** EXERCISE DATA follows **

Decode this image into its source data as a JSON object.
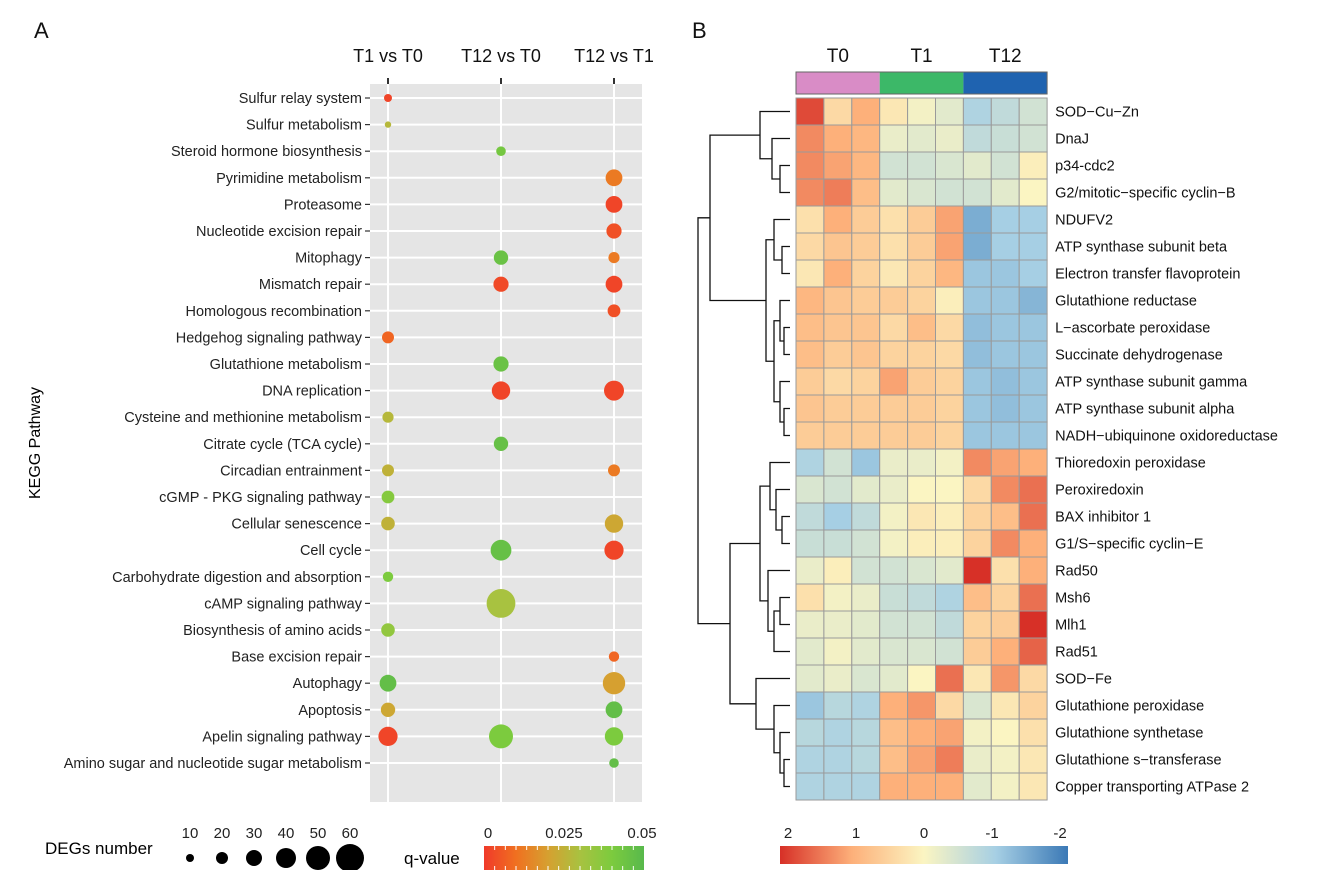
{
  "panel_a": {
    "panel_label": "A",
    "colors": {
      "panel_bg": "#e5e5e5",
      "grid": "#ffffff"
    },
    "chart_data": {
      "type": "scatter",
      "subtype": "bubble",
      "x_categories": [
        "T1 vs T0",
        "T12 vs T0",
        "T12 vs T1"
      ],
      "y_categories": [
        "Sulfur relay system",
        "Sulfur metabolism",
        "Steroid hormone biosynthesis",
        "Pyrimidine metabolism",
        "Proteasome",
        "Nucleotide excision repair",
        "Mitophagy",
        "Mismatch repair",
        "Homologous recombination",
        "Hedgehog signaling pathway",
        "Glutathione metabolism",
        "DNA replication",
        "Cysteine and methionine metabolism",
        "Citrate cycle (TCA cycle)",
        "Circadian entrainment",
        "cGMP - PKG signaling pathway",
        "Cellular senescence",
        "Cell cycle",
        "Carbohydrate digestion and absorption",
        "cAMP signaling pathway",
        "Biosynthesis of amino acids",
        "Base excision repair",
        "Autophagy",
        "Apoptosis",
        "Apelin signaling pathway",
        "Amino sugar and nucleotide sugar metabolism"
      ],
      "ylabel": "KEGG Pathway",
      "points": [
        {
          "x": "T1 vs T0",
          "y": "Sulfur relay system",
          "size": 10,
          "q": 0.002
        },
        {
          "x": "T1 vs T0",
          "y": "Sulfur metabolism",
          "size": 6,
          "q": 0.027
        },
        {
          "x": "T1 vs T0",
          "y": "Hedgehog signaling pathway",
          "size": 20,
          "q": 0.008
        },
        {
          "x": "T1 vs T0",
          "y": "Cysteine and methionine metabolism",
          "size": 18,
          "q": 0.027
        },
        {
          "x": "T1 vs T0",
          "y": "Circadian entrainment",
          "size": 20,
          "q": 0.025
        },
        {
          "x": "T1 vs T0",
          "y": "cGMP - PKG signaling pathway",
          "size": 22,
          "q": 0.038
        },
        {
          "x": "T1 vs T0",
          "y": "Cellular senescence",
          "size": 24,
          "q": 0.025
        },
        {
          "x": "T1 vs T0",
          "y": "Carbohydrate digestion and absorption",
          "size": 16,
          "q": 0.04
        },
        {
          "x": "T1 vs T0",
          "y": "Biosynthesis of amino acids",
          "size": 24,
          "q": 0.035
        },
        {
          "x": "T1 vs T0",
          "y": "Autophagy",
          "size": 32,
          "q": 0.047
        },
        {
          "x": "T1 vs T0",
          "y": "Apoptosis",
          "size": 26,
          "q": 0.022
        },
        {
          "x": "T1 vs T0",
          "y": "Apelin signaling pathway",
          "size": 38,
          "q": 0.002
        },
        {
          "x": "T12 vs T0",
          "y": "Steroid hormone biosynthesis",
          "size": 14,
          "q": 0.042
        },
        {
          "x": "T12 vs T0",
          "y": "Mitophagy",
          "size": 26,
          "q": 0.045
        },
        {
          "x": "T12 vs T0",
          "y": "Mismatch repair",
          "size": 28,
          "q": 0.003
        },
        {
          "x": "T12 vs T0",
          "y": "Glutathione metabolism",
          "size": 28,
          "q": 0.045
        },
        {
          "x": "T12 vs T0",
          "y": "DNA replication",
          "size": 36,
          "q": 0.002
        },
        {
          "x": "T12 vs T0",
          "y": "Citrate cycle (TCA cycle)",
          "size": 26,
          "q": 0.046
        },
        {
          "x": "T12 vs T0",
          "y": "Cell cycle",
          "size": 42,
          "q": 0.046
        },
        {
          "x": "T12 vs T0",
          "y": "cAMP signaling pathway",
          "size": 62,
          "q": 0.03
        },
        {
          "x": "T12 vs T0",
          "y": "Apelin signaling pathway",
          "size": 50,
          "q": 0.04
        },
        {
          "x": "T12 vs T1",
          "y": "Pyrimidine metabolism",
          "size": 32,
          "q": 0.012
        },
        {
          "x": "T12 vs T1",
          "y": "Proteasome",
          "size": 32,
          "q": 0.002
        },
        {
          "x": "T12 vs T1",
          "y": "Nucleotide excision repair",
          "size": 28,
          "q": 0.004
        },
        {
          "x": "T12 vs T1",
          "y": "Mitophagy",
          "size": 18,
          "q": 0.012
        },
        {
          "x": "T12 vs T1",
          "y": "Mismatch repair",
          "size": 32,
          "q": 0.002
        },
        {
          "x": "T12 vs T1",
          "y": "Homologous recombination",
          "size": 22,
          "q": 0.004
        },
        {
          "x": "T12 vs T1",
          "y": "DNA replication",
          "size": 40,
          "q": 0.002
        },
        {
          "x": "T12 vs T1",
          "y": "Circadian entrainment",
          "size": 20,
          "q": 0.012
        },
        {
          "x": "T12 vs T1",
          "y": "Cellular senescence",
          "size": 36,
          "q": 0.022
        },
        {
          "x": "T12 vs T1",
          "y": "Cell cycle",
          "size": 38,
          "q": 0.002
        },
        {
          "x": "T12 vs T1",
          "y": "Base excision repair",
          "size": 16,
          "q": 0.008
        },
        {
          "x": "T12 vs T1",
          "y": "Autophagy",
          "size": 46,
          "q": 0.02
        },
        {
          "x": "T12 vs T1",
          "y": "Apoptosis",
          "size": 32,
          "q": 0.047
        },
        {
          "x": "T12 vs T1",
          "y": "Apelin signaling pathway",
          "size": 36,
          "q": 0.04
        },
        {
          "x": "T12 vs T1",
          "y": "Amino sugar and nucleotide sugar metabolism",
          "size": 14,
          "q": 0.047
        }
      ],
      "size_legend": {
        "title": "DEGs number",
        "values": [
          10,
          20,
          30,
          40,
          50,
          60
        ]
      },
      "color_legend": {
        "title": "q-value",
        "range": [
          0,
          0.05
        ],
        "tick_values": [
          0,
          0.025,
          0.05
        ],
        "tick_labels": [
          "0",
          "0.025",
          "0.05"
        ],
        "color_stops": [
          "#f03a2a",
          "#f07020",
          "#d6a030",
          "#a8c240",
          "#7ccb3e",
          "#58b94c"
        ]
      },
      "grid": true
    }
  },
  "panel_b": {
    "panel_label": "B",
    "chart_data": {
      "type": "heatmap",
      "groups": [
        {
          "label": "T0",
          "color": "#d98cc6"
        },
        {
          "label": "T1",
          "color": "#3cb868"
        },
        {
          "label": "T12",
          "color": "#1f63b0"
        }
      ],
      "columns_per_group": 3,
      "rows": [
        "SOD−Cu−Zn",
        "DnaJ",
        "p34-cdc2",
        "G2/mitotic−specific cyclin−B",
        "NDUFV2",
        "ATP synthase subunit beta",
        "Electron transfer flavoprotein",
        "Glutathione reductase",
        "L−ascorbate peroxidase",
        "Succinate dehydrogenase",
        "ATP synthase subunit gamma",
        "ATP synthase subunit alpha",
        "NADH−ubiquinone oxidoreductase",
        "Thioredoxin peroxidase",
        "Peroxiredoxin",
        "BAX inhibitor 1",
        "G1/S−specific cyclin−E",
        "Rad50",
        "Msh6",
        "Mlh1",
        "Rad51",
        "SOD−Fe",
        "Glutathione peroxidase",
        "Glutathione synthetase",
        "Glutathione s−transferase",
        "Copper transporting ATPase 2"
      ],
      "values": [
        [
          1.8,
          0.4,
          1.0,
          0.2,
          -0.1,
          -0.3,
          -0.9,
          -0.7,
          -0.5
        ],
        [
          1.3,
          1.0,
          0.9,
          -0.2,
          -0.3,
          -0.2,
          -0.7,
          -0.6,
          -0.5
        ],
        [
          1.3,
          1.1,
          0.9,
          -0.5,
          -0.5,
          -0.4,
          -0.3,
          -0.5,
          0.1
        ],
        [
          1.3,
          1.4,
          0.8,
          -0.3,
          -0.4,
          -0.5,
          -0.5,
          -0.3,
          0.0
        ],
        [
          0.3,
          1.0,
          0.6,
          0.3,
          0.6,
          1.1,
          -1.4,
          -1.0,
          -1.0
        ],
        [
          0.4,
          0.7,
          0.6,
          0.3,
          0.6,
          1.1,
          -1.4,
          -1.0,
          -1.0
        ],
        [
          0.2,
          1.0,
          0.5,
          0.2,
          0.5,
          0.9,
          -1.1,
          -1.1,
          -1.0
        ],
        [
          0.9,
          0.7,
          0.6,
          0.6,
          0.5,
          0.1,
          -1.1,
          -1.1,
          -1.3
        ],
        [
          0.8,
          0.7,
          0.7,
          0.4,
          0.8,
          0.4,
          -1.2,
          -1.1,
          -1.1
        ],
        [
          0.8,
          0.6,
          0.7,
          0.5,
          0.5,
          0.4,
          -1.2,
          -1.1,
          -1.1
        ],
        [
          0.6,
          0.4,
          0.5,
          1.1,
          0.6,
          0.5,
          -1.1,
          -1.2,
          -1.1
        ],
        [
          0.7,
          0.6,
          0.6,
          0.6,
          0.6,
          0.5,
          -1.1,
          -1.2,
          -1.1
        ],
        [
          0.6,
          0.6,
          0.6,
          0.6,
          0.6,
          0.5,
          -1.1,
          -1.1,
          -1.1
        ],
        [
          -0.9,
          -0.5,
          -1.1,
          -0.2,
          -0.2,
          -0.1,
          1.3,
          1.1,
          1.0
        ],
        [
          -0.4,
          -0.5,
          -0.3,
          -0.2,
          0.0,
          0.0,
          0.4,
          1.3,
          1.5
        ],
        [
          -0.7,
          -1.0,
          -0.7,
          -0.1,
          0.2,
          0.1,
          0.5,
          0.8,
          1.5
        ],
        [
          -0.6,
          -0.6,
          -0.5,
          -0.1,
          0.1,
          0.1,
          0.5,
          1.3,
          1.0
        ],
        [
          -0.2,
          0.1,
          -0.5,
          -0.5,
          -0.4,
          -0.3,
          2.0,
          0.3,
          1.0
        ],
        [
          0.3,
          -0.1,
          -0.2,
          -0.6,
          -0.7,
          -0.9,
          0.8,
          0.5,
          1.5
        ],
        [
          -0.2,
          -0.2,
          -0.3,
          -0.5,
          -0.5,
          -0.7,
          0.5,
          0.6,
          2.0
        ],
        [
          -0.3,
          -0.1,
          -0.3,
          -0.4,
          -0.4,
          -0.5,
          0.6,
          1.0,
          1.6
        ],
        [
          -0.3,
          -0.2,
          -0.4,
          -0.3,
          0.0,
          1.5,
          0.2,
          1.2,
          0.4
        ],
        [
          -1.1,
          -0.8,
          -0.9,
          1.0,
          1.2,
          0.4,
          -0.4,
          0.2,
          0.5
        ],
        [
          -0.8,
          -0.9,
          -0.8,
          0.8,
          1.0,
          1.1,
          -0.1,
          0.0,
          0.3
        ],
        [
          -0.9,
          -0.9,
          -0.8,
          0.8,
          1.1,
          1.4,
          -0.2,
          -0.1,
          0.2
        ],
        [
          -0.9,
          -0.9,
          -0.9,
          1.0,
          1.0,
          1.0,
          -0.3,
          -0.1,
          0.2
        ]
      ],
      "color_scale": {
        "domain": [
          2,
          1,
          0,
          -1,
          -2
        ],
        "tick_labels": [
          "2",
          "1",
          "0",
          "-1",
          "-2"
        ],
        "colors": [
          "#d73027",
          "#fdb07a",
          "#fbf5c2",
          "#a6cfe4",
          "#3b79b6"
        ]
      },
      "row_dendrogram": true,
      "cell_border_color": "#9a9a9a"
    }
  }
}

** End of EXERCISE DATA **
** EXERCISE DATA follows **

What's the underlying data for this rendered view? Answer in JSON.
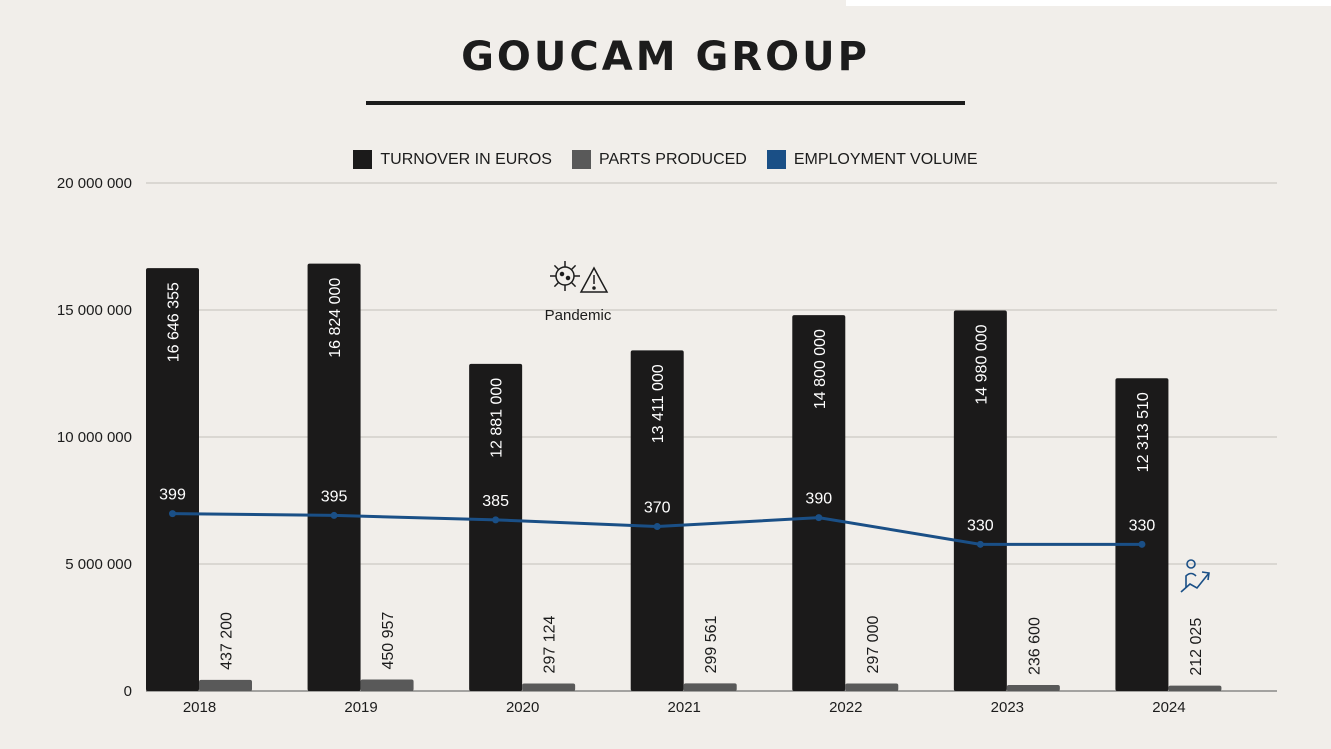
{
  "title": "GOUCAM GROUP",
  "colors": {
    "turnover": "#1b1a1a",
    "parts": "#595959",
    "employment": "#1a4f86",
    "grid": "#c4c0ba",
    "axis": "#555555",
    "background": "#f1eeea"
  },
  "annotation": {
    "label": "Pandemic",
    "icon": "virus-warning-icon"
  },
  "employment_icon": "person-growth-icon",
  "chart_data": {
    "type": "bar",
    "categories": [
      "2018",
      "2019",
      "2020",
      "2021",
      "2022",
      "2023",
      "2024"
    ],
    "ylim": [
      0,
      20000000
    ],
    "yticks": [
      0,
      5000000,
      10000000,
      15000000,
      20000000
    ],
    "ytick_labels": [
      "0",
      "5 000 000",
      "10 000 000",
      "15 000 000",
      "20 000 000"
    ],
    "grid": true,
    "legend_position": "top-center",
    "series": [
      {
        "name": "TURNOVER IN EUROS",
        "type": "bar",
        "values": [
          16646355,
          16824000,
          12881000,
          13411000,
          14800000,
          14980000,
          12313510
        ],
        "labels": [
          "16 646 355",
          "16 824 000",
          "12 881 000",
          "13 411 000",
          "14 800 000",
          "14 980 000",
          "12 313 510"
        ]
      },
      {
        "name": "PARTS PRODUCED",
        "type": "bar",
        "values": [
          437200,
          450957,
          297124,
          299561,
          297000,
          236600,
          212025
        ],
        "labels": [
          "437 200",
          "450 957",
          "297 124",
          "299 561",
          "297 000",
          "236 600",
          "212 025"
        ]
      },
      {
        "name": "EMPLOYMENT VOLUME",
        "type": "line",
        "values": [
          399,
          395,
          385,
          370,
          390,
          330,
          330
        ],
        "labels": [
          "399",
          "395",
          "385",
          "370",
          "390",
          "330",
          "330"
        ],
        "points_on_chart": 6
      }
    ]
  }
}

** End of EXERCISE DATA **
** EXERCISE DATA follows **

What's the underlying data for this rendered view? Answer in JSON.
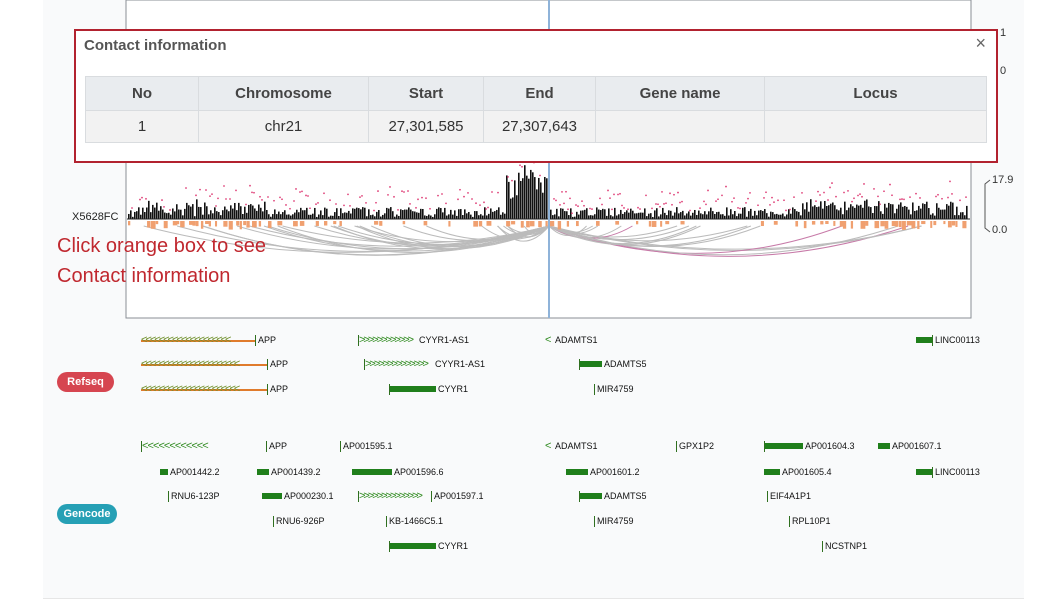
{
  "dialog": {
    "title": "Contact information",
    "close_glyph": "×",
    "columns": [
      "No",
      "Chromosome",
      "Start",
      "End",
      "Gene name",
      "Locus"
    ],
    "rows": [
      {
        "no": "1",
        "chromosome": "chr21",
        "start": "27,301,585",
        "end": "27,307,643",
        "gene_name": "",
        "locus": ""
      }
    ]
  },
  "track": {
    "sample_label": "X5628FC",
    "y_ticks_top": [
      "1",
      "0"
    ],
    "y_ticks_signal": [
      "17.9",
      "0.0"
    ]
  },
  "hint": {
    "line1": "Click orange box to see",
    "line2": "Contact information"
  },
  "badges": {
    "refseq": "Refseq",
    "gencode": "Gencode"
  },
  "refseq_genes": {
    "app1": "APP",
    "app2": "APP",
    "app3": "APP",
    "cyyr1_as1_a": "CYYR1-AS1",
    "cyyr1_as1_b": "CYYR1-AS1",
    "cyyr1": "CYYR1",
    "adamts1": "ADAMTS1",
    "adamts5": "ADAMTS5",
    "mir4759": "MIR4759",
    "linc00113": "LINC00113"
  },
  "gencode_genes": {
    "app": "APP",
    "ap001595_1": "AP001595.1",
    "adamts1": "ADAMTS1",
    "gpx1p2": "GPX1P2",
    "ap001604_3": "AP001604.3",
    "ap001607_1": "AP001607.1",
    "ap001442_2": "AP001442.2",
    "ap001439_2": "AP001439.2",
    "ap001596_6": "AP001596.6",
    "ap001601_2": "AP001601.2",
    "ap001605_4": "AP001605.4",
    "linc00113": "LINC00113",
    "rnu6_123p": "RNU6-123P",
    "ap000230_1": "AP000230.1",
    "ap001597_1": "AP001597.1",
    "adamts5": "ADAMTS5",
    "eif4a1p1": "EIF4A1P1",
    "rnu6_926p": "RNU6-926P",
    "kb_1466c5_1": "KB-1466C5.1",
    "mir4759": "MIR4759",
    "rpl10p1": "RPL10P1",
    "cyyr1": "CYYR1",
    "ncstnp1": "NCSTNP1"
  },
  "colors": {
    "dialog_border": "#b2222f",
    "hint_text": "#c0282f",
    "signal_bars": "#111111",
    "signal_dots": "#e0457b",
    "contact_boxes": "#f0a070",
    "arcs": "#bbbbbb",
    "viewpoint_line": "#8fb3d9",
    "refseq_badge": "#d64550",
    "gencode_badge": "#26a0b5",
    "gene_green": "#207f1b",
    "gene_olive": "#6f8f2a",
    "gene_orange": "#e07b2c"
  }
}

** End of EXERCISE DATA **

Before answering, count every line of the records that contains "information"; the answer is that number and nothing more.

> EXERCISE OUTPUT: 2